* WHAT IS NEEDED *
Spot each line that carries the word "name"; copy those lines.

(Extracted data entries)
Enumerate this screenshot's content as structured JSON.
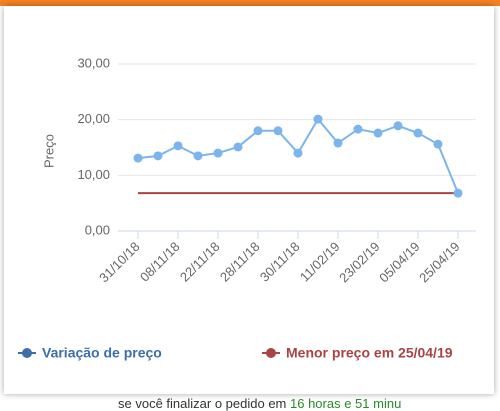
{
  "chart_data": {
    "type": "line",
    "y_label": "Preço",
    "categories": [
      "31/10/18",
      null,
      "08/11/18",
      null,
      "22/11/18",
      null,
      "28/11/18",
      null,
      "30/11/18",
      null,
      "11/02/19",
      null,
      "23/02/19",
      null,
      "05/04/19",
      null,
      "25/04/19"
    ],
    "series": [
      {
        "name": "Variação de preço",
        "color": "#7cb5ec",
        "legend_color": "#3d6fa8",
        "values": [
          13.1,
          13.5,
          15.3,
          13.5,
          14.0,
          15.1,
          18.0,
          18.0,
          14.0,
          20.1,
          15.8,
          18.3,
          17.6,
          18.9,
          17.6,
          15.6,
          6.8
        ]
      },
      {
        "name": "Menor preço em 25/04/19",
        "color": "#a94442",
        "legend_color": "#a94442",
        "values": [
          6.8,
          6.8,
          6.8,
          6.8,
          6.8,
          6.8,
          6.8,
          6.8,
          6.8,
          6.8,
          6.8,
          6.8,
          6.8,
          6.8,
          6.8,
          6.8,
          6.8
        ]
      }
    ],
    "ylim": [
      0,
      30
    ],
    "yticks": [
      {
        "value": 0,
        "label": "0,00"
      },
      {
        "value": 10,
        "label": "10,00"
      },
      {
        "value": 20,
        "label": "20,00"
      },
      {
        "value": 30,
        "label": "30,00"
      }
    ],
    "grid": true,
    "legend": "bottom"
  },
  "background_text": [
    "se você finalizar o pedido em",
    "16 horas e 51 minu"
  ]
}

* OUTPUT *
        "name": "Variação de preço",
        "name": "Menor preço em 25/04/19",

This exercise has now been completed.